_TO DO_:
Your answer should be a single number: the count of lines that hold the word "color".

━━━ PROVIDED ENTRIES

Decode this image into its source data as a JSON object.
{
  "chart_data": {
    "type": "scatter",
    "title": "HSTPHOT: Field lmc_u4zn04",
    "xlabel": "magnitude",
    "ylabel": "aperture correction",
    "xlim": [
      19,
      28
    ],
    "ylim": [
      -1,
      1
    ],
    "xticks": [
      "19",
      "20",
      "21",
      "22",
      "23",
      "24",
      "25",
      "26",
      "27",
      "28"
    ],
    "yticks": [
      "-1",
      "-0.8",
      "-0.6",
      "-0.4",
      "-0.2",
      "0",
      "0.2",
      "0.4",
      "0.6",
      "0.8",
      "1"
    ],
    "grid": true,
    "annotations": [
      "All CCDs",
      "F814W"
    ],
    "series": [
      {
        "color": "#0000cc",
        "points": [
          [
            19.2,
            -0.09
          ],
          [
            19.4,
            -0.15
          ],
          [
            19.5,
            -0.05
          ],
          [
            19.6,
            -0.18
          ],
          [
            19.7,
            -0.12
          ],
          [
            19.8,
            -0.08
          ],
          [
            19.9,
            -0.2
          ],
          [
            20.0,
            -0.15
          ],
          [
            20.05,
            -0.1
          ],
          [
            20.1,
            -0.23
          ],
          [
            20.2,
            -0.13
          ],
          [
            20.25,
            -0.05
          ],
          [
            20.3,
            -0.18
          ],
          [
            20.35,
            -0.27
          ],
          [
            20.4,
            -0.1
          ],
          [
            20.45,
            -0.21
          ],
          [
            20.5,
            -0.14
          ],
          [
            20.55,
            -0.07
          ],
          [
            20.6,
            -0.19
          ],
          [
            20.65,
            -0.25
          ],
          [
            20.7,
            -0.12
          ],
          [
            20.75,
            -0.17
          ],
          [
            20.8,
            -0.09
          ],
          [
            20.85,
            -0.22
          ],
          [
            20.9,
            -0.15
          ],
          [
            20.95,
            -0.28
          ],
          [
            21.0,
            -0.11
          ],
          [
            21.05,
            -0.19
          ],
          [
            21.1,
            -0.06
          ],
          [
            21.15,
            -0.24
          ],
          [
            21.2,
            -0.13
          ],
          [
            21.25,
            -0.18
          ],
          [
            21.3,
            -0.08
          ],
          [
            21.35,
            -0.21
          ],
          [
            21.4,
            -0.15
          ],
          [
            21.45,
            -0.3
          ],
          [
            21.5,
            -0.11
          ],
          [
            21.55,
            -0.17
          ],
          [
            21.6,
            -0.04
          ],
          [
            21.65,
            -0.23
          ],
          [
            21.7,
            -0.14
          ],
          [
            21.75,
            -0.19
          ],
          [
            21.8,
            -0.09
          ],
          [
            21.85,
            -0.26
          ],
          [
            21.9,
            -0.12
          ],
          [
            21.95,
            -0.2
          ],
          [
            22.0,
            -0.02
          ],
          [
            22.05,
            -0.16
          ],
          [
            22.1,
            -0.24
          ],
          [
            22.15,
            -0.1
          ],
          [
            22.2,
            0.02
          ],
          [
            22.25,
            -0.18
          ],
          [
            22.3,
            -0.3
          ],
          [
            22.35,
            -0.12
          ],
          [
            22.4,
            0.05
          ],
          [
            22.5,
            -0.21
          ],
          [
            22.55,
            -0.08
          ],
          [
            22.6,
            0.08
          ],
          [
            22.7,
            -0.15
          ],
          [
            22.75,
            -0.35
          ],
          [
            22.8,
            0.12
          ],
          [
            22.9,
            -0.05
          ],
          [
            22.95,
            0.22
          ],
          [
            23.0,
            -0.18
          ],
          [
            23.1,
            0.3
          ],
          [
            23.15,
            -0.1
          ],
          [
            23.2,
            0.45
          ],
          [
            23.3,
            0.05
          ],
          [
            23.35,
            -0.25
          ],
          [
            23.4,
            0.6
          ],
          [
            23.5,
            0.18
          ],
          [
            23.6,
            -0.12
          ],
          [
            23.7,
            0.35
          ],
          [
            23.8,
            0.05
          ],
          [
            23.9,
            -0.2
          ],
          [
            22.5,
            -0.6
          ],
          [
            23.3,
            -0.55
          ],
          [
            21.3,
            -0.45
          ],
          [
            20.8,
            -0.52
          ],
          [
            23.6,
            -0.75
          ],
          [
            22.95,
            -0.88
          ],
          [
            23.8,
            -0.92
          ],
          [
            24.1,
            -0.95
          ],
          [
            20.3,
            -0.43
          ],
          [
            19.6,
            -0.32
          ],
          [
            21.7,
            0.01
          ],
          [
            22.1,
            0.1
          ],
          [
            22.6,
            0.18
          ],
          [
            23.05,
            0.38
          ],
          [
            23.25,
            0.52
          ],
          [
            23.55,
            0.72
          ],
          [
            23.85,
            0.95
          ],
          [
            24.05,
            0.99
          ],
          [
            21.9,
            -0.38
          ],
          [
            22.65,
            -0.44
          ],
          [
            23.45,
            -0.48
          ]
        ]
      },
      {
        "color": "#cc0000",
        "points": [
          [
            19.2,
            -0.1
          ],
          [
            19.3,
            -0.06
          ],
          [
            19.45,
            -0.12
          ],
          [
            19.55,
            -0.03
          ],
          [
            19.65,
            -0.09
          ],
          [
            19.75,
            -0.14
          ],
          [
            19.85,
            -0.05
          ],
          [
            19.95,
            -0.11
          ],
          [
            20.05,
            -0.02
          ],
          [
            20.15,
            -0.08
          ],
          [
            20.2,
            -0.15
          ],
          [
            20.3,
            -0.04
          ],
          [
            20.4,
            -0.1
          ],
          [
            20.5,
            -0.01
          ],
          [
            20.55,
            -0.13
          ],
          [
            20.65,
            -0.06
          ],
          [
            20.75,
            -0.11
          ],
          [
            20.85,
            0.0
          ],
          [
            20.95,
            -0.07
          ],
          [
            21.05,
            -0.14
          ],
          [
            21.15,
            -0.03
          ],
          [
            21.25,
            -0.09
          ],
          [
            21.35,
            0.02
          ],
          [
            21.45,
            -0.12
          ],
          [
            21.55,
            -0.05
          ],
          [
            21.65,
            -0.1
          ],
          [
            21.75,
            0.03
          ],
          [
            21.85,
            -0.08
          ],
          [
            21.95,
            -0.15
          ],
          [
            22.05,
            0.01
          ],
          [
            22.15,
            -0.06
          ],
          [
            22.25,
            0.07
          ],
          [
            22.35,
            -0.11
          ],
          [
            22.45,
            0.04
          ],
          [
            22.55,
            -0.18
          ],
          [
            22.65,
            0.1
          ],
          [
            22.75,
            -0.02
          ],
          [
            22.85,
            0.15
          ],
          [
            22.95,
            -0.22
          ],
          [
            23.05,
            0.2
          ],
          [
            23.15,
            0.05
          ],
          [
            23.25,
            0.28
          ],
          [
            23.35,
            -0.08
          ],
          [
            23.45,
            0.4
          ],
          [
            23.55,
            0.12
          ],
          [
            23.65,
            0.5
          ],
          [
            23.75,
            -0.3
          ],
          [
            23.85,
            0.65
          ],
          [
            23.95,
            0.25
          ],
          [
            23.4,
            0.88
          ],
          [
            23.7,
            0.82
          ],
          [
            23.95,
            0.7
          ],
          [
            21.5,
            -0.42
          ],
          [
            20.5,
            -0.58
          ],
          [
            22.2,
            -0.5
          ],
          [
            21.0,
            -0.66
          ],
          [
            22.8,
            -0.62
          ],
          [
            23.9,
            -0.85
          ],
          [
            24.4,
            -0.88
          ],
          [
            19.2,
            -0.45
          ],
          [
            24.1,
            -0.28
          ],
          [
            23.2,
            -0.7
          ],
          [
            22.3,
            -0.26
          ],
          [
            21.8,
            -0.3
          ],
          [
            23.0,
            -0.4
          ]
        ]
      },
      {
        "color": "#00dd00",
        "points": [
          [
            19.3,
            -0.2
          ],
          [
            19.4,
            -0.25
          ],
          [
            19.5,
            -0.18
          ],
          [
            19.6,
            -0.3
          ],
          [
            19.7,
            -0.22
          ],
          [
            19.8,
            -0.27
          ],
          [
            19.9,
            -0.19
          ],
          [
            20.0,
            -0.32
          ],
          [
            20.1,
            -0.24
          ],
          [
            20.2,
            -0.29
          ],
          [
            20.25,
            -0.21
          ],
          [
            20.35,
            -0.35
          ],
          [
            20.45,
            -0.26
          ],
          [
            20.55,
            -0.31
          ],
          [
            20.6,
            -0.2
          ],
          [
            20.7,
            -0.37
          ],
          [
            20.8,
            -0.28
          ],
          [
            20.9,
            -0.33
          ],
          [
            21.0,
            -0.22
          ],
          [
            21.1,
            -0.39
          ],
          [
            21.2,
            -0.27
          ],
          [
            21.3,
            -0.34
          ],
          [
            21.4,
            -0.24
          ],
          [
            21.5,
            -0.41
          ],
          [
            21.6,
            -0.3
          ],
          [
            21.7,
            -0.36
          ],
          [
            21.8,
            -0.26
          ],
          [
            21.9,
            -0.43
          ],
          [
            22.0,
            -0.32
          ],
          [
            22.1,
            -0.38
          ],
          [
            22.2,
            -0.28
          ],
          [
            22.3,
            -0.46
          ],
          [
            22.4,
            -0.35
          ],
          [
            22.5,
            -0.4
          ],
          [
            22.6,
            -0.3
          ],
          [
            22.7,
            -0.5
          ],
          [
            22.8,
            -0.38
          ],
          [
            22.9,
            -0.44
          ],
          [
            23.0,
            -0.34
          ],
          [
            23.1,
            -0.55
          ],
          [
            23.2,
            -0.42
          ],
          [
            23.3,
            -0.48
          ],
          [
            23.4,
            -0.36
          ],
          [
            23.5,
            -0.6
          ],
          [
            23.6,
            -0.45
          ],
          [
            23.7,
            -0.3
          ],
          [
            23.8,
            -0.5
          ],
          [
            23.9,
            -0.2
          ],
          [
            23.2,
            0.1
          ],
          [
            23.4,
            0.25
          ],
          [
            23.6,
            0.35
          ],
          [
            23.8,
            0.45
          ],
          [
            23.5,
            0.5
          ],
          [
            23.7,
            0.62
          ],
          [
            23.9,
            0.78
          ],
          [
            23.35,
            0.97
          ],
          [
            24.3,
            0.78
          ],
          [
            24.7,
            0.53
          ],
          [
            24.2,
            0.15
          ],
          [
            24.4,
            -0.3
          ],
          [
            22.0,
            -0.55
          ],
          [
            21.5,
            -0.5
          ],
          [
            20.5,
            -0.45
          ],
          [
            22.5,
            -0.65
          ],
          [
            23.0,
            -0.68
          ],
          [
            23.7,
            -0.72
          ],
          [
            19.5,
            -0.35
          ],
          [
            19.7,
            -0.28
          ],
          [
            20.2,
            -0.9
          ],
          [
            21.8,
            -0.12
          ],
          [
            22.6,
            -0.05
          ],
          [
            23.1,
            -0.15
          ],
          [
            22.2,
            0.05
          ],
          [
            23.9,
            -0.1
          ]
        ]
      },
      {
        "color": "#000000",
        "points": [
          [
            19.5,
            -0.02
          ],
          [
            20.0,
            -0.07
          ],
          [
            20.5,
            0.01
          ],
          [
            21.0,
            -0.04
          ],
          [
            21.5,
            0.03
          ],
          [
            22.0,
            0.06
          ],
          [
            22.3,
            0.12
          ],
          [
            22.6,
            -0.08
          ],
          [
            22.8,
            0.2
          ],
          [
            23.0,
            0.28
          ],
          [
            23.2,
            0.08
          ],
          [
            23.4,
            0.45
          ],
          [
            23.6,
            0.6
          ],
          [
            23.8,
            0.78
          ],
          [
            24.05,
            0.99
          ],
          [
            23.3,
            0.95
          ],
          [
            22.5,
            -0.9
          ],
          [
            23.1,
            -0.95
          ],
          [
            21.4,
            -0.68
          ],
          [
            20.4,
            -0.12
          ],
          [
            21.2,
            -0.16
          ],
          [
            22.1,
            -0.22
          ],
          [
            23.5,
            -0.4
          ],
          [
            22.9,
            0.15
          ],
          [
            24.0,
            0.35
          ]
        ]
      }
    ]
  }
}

━━━━━━

_TASK RESPONSE_:
4